PROBLEM TO WORK ON:
Copy out each line that has "TradingView" in it.

Figure record extracts
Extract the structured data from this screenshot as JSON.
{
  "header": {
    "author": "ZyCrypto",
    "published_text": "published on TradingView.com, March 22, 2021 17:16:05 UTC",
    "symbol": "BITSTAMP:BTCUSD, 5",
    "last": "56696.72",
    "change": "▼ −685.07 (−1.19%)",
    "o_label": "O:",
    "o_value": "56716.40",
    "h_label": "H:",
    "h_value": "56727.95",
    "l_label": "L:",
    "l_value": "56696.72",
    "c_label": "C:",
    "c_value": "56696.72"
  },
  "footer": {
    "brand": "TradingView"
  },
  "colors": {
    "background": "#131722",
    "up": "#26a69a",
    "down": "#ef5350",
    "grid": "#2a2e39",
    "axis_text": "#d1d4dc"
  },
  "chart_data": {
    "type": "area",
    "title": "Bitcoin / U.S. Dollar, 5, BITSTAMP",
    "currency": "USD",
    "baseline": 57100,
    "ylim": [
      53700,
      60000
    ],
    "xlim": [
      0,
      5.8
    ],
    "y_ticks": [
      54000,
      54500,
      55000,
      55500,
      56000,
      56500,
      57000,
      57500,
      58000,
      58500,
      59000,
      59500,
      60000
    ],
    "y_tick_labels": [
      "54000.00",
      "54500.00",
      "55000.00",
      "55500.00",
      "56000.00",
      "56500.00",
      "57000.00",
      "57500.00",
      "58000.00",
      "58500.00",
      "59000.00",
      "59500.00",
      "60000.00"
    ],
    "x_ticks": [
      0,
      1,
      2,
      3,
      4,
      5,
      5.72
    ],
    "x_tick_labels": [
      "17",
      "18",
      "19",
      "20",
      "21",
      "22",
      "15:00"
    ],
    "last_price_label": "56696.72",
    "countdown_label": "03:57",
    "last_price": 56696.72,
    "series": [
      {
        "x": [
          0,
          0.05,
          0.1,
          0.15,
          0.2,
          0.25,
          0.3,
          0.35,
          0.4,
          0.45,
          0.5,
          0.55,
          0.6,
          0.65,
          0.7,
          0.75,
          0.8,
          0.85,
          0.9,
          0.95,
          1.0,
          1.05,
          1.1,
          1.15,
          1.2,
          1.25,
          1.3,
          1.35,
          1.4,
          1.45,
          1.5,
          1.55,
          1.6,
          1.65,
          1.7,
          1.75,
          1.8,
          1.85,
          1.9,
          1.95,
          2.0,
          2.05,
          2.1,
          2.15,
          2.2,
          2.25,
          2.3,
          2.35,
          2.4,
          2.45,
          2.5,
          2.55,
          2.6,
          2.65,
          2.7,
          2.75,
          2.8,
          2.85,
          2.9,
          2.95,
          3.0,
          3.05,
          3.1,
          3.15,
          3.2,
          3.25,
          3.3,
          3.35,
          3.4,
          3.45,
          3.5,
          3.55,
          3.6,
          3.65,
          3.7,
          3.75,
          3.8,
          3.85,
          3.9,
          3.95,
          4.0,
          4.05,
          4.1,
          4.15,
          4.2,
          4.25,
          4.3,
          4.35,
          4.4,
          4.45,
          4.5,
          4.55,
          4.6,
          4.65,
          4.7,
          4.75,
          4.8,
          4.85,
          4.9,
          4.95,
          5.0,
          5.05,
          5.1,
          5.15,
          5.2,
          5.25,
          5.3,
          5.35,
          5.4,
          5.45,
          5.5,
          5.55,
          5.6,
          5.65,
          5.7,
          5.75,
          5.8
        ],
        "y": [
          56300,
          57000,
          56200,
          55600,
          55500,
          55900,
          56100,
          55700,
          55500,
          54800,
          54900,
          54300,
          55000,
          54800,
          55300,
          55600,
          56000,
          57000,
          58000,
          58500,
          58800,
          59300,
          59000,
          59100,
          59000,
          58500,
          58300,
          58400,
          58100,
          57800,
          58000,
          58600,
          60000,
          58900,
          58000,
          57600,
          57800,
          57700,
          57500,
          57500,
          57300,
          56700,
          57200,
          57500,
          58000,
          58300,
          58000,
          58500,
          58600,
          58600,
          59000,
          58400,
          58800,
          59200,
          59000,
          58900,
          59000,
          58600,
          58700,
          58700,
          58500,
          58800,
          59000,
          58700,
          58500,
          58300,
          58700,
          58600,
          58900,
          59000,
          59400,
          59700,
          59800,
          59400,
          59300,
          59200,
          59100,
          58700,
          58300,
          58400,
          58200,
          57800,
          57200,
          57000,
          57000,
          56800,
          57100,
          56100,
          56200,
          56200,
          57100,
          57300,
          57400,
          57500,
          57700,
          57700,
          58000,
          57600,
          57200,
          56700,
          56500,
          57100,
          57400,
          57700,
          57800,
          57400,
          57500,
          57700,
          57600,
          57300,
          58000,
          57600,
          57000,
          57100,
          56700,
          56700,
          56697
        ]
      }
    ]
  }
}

ANSWER IN FULL:
    "published_text": "published on TradingView.com, March 22, 2021 17:16:05 UTC",
    "brand": "TradingView"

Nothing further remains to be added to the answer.